-- Start Provided information --
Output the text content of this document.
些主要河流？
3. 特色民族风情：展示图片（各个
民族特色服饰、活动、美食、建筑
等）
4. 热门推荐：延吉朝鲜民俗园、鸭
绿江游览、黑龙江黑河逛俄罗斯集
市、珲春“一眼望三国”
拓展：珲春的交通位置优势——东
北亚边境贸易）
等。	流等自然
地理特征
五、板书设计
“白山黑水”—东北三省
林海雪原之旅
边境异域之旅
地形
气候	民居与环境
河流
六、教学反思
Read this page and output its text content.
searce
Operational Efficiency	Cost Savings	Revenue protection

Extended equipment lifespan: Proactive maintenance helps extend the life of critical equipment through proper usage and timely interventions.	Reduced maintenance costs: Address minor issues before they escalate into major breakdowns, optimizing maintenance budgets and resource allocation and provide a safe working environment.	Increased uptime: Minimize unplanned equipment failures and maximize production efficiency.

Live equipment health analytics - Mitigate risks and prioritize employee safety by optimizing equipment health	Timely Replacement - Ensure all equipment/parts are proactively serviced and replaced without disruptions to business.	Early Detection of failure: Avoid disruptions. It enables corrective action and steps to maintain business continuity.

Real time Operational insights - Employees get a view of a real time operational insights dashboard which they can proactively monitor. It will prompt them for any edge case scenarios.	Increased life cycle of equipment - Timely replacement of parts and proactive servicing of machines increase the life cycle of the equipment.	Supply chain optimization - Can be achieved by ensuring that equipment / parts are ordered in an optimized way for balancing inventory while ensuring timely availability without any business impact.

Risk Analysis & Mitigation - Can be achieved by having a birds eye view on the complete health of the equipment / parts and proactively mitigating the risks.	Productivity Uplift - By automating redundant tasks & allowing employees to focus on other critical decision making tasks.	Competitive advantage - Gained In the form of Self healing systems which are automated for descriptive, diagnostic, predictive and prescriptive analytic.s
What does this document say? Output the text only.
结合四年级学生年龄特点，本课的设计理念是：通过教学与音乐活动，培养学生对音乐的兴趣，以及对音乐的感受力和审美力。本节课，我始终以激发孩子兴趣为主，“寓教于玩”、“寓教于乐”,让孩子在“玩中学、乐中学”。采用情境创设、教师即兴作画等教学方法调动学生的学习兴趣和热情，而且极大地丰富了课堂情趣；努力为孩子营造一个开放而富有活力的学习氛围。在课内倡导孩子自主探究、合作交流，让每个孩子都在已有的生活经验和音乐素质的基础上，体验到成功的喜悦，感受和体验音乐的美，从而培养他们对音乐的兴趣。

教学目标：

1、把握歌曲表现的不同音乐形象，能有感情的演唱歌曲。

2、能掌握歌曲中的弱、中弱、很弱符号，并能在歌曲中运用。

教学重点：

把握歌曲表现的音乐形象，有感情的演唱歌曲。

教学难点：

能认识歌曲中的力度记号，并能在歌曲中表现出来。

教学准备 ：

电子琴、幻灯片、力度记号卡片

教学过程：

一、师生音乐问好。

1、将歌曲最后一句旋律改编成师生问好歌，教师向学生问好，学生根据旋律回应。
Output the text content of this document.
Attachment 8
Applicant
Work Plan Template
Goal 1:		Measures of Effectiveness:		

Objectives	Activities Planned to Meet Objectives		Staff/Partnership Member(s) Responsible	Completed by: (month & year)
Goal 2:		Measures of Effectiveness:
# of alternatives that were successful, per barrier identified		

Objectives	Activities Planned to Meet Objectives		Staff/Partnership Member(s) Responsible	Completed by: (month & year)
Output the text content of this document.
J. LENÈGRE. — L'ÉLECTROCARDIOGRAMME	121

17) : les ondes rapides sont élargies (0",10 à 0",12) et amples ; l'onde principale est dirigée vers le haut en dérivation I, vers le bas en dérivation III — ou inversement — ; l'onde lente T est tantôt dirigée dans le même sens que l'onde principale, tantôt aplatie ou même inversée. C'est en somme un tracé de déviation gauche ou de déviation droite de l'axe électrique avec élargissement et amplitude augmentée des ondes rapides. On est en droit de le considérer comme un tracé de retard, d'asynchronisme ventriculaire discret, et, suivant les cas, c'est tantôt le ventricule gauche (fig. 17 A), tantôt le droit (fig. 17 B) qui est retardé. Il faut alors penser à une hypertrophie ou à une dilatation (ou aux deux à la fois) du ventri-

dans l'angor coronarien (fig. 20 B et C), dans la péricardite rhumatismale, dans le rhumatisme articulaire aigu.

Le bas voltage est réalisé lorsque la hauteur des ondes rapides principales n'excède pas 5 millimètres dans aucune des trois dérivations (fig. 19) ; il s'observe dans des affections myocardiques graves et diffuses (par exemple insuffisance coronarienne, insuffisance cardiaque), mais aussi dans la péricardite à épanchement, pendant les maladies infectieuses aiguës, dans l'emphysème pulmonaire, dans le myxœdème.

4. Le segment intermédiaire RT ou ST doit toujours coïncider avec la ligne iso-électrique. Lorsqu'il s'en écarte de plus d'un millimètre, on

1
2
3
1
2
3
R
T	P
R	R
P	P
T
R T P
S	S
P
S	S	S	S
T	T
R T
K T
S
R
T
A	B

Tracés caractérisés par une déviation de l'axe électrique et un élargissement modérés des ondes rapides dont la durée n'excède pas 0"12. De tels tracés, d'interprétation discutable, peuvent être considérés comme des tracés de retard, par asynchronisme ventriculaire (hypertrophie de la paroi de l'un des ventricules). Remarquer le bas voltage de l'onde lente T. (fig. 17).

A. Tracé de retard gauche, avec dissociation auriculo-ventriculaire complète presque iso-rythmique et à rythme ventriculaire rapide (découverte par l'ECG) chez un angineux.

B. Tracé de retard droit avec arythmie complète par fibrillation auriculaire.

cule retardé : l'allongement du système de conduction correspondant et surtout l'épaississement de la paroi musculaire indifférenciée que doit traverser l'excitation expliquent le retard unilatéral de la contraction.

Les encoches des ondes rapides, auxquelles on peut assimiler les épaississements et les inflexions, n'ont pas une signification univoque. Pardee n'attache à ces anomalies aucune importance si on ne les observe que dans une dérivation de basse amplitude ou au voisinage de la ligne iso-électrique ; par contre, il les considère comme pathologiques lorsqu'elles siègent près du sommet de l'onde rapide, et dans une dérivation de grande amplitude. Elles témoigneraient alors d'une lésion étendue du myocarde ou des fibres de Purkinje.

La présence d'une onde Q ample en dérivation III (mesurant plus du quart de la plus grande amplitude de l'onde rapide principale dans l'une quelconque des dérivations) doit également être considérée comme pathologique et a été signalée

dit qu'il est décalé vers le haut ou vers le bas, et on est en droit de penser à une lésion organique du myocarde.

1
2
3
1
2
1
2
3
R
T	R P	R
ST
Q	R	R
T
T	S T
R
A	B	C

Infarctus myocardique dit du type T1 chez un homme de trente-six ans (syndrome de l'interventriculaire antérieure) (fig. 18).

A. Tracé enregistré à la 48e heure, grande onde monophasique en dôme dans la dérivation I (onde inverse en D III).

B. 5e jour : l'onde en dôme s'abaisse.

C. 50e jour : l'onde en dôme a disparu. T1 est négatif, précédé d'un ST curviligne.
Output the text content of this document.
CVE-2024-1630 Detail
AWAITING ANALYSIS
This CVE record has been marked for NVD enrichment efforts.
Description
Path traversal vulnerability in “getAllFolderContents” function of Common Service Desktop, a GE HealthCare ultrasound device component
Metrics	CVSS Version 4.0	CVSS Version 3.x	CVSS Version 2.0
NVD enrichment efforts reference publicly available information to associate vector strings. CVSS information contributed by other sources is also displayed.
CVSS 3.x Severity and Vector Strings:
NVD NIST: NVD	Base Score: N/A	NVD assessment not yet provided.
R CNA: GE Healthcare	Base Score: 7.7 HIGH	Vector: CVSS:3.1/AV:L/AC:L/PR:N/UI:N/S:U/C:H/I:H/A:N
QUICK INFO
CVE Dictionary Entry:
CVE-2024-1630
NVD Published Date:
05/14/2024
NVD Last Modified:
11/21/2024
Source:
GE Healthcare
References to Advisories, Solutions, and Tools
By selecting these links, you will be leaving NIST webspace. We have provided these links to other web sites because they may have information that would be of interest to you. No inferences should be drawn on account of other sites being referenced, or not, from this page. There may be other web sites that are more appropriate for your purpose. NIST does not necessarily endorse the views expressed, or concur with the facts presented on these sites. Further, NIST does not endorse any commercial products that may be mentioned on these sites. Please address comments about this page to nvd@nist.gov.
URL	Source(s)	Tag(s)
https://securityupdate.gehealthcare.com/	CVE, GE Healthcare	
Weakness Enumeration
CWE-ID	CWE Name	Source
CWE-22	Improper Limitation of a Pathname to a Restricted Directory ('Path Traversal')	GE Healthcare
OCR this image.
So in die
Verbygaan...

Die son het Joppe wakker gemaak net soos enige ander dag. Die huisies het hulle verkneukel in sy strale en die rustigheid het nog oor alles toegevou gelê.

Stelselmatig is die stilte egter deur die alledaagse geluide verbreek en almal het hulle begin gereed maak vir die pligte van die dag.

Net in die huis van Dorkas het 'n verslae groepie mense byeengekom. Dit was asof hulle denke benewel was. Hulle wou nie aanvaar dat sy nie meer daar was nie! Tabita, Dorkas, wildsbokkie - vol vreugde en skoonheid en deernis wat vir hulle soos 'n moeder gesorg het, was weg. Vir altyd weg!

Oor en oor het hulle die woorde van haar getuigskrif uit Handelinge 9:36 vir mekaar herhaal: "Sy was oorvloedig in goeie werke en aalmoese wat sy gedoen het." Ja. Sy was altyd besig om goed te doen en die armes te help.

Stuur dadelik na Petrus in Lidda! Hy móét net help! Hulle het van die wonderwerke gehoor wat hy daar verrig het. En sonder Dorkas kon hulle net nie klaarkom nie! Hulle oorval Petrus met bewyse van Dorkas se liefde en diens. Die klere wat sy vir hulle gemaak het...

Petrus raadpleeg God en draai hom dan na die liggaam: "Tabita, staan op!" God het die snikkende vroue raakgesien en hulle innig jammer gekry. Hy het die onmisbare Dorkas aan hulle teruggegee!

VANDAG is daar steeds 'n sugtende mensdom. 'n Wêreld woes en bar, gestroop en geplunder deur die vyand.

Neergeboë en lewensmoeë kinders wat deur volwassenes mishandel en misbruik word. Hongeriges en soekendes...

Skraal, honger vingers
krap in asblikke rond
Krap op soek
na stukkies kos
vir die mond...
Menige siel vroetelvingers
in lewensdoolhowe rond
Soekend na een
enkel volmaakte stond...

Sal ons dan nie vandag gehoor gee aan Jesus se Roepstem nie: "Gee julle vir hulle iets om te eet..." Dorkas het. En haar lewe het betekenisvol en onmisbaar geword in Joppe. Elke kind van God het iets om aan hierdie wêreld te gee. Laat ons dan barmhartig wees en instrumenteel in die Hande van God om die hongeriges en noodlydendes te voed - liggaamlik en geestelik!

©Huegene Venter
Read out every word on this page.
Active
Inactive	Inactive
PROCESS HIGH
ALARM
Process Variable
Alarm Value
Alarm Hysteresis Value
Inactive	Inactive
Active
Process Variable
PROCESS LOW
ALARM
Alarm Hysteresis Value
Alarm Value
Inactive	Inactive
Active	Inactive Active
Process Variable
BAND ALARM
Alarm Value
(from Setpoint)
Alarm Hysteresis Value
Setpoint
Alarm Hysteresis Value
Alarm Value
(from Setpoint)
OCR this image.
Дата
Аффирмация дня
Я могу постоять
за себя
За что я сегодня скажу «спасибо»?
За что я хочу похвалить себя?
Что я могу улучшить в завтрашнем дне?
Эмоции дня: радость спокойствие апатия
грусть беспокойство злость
-- End Provided information --
→ **The problem**
Pull every line containing "business" out of the records.

→ **Correct output**
Live equipment health analytics - Mitigate risks and prioritize employee safety by optimizing equipment health	Timely Replacement - Ensure all equipment/parts are proactively serviced and replaced without disruptions to business.	Early Detection of failure: Avoid disruptions. It enables corrective action and steps to maintain business continuity.
Real time Operational insights - Employees get a view of a real time operational insights dashboard which they can proactively monitor. It will prompt them for any edge case scenarios.	Increased life cycle of equipment - Timely replacement of parts and proactive servicing of machines increase the life cycle of the equipment.	Supply chain optimization - Can be achieved by ensuring that equipment / parts are ordered in an optimized way for balancing inventory while ensuring timely availability without any business impact.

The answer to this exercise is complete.